* [GIVEN TASK]: Word for word, give the material below again, minus any images.
***** RAW RECORDS *****
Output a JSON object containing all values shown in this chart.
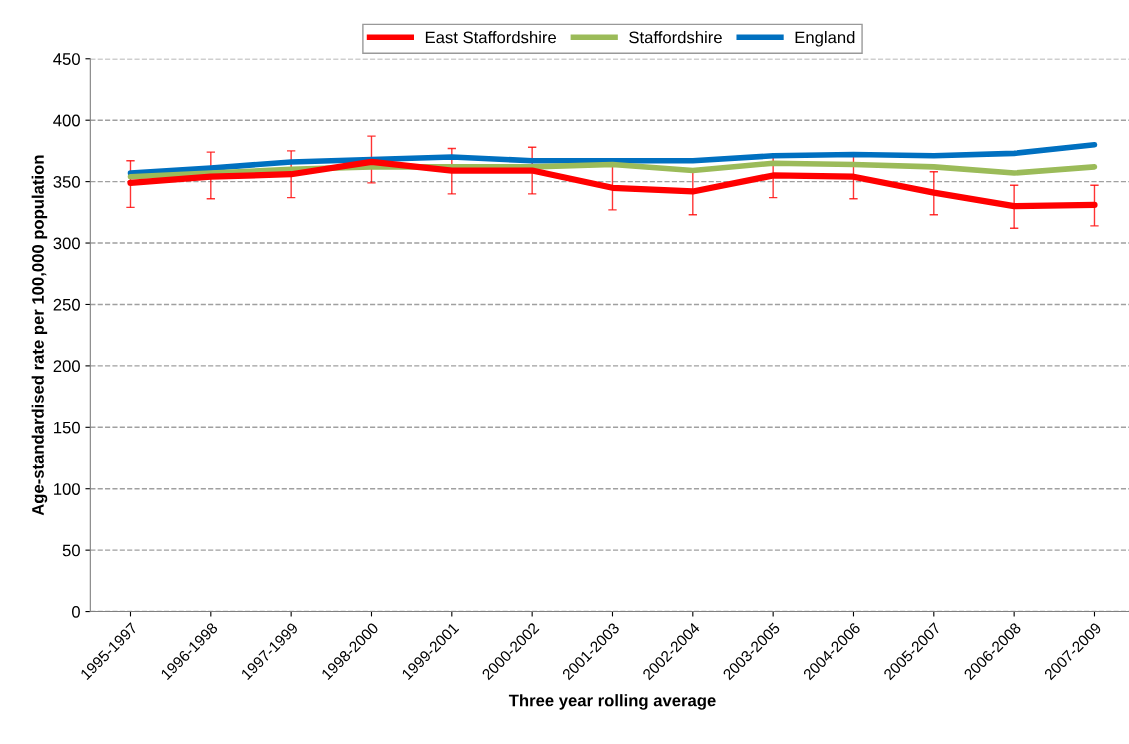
{
  "chart_data": {
    "type": "line",
    "xlabel": "Three year rolling average",
    "ylabel": "Age-standardised rate per 100,000 population",
    "categories": [
      "1995-1997",
      "1996-1998",
      "1997-1999",
      "1998-2000",
      "1999-2001",
      "2000-2002",
      "2001-2003",
      "2002-2004",
      "2003-2005",
      "2004-2006",
      "2005-2007",
      "2006-2008",
      "2007-2009"
    ],
    "series": [
      {
        "name": "East Staffordshire",
        "color": "#ff0000",
        "values": [
          349,
          354,
          356,
          366,
          359,
          359,
          345,
          342,
          355,
          354,
          341,
          330,
          331
        ],
        "errors": [
          [
            329,
            367
          ],
          [
            336,
            374
          ],
          [
            337,
            375
          ],
          [
            349,
            387
          ],
          [
            340,
            377
          ],
          [
            340,
            378
          ],
          [
            327,
            363
          ],
          [
            323,
            360
          ],
          [
            337,
            372
          ],
          [
            336,
            372
          ],
          [
            323,
            358
          ],
          [
            312,
            347
          ],
          [
            314,
            347
          ]
        ]
      },
      {
        "name": "Staffordshire",
        "color": "#9bbb59",
        "values": [
          354,
          357,
          360,
          362,
          362,
          362,
          364,
          359,
          365,
          364,
          362,
          357,
          362
        ]
      },
      {
        "name": "England",
        "color": "#0070c0",
        "values": [
          357,
          361,
          366,
          368,
          370,
          367,
          367,
          367,
          371,
          372,
          371,
          373,
          380
        ]
      }
    ],
    "ylim": [
      0,
      450
    ],
    "yticks": [
      0,
      50,
      100,
      150,
      200,
      250,
      300,
      350,
      400,
      450
    ],
    "grid": "y",
    "legend": "top",
    "marker": "none",
    "line_style": "solid"
  }
}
*****
* [FULL ANSWER]:
Output a JSON object containing all values shown in this chart.
{
  "chart_data": {
    "type": "line",
    "xlabel": "Three year rolling average",
    "ylabel": "Age-standardised rate per 100,000 population",
    "categories": [
      "1995-1997",
      "1996-1998",
      "1997-1999",
      "1998-2000",
      "1999-2001",
      "2000-2002",
      "2001-2003",
      "2002-2004",
      "2003-2005",
      "2004-2006",
      "2005-2007",
      "2006-2008",
      "2007-2009"
    ],
    "series": [
      {
        "name": "East Staffordshire",
        "color": "#ff0000",
        "values": [
          349,
          354,
          356,
          366,
          359,
          359,
          345,
          342,
          355,
          354,
          341,
          330,
          331
        ],
        "errors": [
          [
            329,
            367
          ],
          [
            336,
            374
          ],
          [
            337,
            375
          ],
          [
            349,
            387
          ],
          [
            340,
            377
          ],
          [
            340,
            378
          ],
          [
            327,
            363
          ],
          [
            323,
            360
          ],
          [
            337,
            372
          ],
          [
            336,
            372
          ],
          [
            323,
            358
          ],
          [
            312,
            347
          ],
          [
            314,
            347
          ]
        ]
      },
      {
        "name": "Staffordshire",
        "color": "#9bbb59",
        "values": [
          354,
          357,
          360,
          362,
          362,
          362,
          364,
          359,
          365,
          364,
          362,
          357,
          362
        ]
      },
      {
        "name": "England",
        "color": "#0070c0",
        "values": [
          357,
          361,
          366,
          368,
          370,
          367,
          367,
          367,
          371,
          372,
          371,
          373,
          380
        ]
      }
    ],
    "ylim": [
      0,
      450
    ],
    "yticks": [
      0,
      50,
      100,
      150,
      200,
      250,
      300,
      350,
      400,
      450
    ],
    "grid": "y",
    "legend": "top",
    "marker": "none",
    "line_style": "solid"
  }
}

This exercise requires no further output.